[TASK DIRECTIONS]
Your task is to copy the material exactly.

··· INFORMATION SUPPLIED

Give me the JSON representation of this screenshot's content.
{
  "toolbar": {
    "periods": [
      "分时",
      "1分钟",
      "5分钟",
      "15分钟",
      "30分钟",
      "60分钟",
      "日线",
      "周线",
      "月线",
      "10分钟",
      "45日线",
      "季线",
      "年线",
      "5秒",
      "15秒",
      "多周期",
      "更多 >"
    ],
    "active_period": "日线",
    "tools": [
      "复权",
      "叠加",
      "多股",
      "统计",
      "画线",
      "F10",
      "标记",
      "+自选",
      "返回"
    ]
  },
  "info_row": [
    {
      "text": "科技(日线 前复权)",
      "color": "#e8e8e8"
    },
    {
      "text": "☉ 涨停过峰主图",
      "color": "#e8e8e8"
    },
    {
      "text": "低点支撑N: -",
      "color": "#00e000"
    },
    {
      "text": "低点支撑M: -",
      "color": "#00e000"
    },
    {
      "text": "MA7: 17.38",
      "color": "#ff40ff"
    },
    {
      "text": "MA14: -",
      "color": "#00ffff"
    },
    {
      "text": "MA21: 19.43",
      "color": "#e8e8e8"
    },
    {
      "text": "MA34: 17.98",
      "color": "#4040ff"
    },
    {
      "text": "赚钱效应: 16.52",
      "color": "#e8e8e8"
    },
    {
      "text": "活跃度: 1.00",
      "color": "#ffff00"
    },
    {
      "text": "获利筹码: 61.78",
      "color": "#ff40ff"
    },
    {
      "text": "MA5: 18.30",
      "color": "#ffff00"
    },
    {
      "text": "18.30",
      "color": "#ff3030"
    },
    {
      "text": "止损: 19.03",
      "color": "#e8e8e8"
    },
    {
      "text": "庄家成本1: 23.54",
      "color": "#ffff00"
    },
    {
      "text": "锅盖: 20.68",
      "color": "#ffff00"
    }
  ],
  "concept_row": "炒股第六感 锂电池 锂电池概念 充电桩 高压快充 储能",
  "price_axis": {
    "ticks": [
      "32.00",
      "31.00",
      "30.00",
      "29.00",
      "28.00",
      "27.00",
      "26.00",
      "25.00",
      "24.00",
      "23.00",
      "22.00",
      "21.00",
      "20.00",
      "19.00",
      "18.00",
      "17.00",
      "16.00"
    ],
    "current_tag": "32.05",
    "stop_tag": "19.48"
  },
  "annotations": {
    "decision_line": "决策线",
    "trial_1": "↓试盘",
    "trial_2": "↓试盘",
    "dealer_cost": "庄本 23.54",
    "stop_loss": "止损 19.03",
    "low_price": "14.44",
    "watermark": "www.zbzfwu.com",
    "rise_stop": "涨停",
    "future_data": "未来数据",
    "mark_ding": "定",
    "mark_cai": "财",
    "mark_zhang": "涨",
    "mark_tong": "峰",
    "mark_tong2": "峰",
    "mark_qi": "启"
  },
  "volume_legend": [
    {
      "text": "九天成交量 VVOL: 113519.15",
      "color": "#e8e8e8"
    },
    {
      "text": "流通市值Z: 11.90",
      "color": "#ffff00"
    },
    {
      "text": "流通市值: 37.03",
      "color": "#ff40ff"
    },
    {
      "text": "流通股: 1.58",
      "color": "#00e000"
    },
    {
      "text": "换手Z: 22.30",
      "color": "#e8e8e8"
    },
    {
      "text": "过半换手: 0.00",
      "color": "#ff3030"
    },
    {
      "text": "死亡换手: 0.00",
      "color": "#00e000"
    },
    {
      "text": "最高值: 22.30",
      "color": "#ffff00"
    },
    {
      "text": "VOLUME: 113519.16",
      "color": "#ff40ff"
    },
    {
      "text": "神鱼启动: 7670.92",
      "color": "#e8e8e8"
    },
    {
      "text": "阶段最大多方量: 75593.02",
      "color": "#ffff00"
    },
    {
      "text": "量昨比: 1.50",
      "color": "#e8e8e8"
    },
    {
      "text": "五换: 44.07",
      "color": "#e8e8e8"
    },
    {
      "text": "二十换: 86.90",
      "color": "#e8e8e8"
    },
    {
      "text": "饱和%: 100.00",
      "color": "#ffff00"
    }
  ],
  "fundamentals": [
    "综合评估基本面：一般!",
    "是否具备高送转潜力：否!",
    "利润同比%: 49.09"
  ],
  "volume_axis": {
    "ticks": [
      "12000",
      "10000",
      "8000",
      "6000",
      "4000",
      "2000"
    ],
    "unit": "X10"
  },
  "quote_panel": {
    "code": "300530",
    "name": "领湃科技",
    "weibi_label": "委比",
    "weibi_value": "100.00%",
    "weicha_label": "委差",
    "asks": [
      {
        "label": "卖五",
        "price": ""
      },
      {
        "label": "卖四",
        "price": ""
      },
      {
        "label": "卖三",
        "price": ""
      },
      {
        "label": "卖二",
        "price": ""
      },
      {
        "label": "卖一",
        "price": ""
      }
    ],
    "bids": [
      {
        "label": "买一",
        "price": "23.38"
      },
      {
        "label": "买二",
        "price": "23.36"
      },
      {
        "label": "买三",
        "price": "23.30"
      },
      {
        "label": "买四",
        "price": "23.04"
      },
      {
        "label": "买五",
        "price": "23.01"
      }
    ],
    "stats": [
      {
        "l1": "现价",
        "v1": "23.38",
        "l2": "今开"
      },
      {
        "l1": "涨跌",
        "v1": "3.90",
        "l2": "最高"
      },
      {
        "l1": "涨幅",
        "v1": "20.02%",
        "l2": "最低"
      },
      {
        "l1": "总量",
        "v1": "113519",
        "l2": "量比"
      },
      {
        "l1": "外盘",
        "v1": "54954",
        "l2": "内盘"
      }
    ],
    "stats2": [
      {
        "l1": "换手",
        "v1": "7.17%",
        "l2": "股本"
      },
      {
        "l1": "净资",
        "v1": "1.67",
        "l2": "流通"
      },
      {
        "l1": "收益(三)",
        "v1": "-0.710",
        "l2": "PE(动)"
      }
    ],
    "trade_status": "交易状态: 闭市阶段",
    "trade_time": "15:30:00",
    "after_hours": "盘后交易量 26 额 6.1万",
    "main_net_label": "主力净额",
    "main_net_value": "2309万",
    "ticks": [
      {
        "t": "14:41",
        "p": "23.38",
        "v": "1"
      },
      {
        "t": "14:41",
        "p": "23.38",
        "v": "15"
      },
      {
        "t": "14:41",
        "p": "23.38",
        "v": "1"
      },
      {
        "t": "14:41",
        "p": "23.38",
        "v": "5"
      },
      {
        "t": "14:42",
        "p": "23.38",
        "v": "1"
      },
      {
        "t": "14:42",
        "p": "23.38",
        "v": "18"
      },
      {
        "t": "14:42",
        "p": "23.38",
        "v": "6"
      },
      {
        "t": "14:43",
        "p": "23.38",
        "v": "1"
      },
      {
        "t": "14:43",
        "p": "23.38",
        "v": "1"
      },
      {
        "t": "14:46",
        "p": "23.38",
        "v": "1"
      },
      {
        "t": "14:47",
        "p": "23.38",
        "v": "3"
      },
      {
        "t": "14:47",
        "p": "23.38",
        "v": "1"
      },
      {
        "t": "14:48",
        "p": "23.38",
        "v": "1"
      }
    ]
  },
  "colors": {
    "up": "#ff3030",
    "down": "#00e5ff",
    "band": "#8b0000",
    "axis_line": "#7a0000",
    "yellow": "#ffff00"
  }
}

······

[CORRECT RESPONSE]
Give me the JSON representation of this screenshot's content.
{
  "toolbar": {
    "periods": [
      "分时",
      "1分钟",
      "5分钟",
      "15分钟",
      "30分钟",
      "60分钟",
      "日线",
      "周线",
      "月线",
      "10分钟",
      "45日线",
      "季线",
      "年线",
      "5秒",
      "15秒",
      "多周期",
      "更多 >"
    ],
    "active_period": "日线",
    "tools": [
      "复权",
      "叠加",
      "多股",
      "统计",
      "画线",
      "F10",
      "标记",
      "+自选",
      "返回"
    ]
  },
  "info_row": [
    {
      "text": "科技(日线 前复权)",
      "color": "#e8e8e8"
    },
    {
      "text": "☉ 涨停过峰主图",
      "color": "#e8e8e8"
    },
    {
      "text": "低点支撑N: -",
      "color": "#00e000"
    },
    {
      "text": "低点支撑M: -",
      "color": "#00e000"
    },
    {
      "text": "MA7: 17.38",
      "color": "#ff40ff"
    },
    {
      "text": "MA14: -",
      "color": "#00ffff"
    },
    {
      "text": "MA21: 19.43",
      "color": "#e8e8e8"
    },
    {
      "text": "MA34: 17.98",
      "color": "#4040ff"
    },
    {
      "text": "赚钱效应: 16.52",
      "color": "#e8e8e8"
    },
    {
      "text": "活跃度: 1.00",
      "color": "#ffff00"
    },
    {
      "text": "获利筹码: 61.78",
      "color": "#ff40ff"
    },
    {
      "text": "MA5: 18.30",
      "color": "#ffff00"
    },
    {
      "text": "18.30",
      "color": "#ff3030"
    },
    {
      "text": "止损: 19.03",
      "color": "#e8e8e8"
    },
    {
      "text": "庄家成本1: 23.54",
      "color": "#ffff00"
    },
    {
      "text": "锅盖: 20.68",
      "color": "#ffff00"
    }
  ],
  "concept_row": "炒股第六感 锂电池 锂电池概念 充电桩 高压快充 储能",
  "price_axis": {
    "ticks": [
      "32.00",
      "31.00",
      "30.00",
      "29.00",
      "28.00",
      "27.00",
      "26.00",
      "25.00",
      "24.00",
      "23.00",
      "22.00",
      "21.00",
      "20.00",
      "19.00",
      "18.00",
      "17.00",
      "16.00"
    ],
    "current_tag": "32.05",
    "stop_tag": "19.48"
  },
  "annotations": {
    "decision_line": "决策线",
    "trial_1": "↓试盘",
    "trial_2": "↓试盘",
    "dealer_cost": "庄本 23.54",
    "stop_loss": "止损 19.03",
    "low_price": "14.44",
    "watermark": "www.zbzfwu.com",
    "rise_stop": "涨停",
    "future_data": "未来数据",
    "mark_ding": "定",
    "mark_cai": "财",
    "mark_zhang": "涨",
    "mark_tong": "峰",
    "mark_tong2": "峰",
    "mark_qi": "启"
  },
  "volume_legend": [
    {
      "text": "九天成交量 VVOL: 113519.15",
      "color": "#e8e8e8"
    },
    {
      "text": "流通市值Z: 11.90",
      "color": "#ffff00"
    },
    {
      "text": "流通市值: 37.03",
      "color": "#ff40ff"
    },
    {
      "text": "流通股: 1.58",
      "color": "#00e000"
    },
    {
      "text": "换手Z: 22.30",
      "color": "#e8e8e8"
    },
    {
      "text": "过半换手: 0.00",
      "color": "#ff3030"
    },
    {
      "text": "死亡换手: 0.00",
      "color": "#00e000"
    },
    {
      "text": "最高值: 22.30",
      "color": "#ffff00"
    },
    {
      "text": "VOLUME: 113519.16",
      "color": "#ff40ff"
    },
    {
      "text": "神鱼启动: 7670.92",
      "color": "#e8e8e8"
    },
    {
      "text": "阶段最大多方量: 75593.02",
      "color": "#ffff00"
    },
    {
      "text": "量昨比: 1.50",
      "color": "#e8e8e8"
    },
    {
      "text": "五换: 44.07",
      "color": "#e8e8e8"
    },
    {
      "text": "二十换: 86.90",
      "color": "#e8e8e8"
    },
    {
      "text": "饱和%: 100.00",
      "color": "#ffff00"
    }
  ],
  "fundamentals": [
    "综合评估基本面：一般!",
    "是否具备高送转潜力：否!",
    "利润同比%: 49.09"
  ],
  "volume_axis": {
    "ticks": [
      "12000",
      "10000",
      "8000",
      "6000",
      "4000",
      "2000"
    ],
    "unit": "X10"
  },
  "quote_panel": {
    "code": "300530",
    "name": "领湃科技",
    "weibi_label": "委比",
    "weibi_value": "100.00%",
    "weicha_label": "委差",
    "asks": [
      {
        "label": "卖五",
        "price": ""
      },
      {
        "label": "卖四",
        "price": ""
      },
      {
        "label": "卖三",
        "price": ""
      },
      {
        "label": "卖二",
        "price": ""
      },
      {
        "label": "卖一",
        "price": ""
      }
    ],
    "bids": [
      {
        "label": "买一",
        "price": "23.38"
      },
      {
        "label": "买二",
        "price": "23.36"
      },
      {
        "label": "买三",
        "price": "23.30"
      },
      {
        "label": "买四",
        "price": "23.04"
      },
      {
        "label": "买五",
        "price": "23.01"
      }
    ],
    "stats": [
      {
        "l1": "现价",
        "v1": "23.38",
        "l2": "今开"
      },
      {
        "l1": "涨跌",
        "v1": "3.90",
        "l2": "最高"
      },
      {
        "l1": "涨幅",
        "v1": "20.02%",
        "l2": "最低"
      },
      {
        "l1": "总量",
        "v1": "113519",
        "l2": "量比"
      },
      {
        "l1": "外盘",
        "v1": "54954",
        "l2": "内盘"
      }
    ],
    "stats2": [
      {
        "l1": "换手",
        "v1": "7.17%",
        "l2": "股本"
      },
      {
        "l1": "净资",
        "v1": "1.67",
        "l2": "流通"
      },
      {
        "l1": "收益(三)",
        "v1": "-0.710",
        "l2": "PE(动)"
      }
    ],
    "trade_status": "交易状态: 闭市阶段",
    "trade_time": "15:30:00",
    "after_hours": "盘后交易量 26 额 6.1万",
    "main_net_label": "主力净额",
    "main_net_value": "2309万",
    "ticks": [
      {
        "t": "14:41",
        "p": "23.38",
        "v": "1"
      },
      {
        "t": "14:41",
        "p": "23.38",
        "v": "15"
      },
      {
        "t": "14:41",
        "p": "23.38",
        "v": "1"
      },
      {
        "t": "14:41",
        "p": "23.38",
        "v": "5"
      },
      {
        "t": "14:42",
        "p": "23.38",
        "v": "1"
      },
      {
        "t": "14:42",
        "p": "23.38",
        "v": "18"
      },
      {
        "t": "14:42",
        "p": "23.38",
        "v": "6"
      },
      {
        "t": "14:43",
        "p": "23.38",
        "v": "1"
      },
      {
        "t": "14:43",
        "p": "23.38",
        "v": "1"
      },
      {
        "t": "14:46",
        "p": "23.38",
        "v": "1"
      },
      {
        "t": "14:47",
        "p": "23.38",
        "v": "3"
      },
      {
        "t": "14:47",
        "p": "23.38",
        "v": "1"
      },
      {
        "t": "14:48",
        "p": "23.38",
        "v": "1"
      }
    ]
  },
  "colors": {
    "up": "#ff3030",
    "down": "#00e5ff",
    "band": "#8b0000",
    "axis_line": "#7a0000",
    "yellow": "#ffff00"
  }
}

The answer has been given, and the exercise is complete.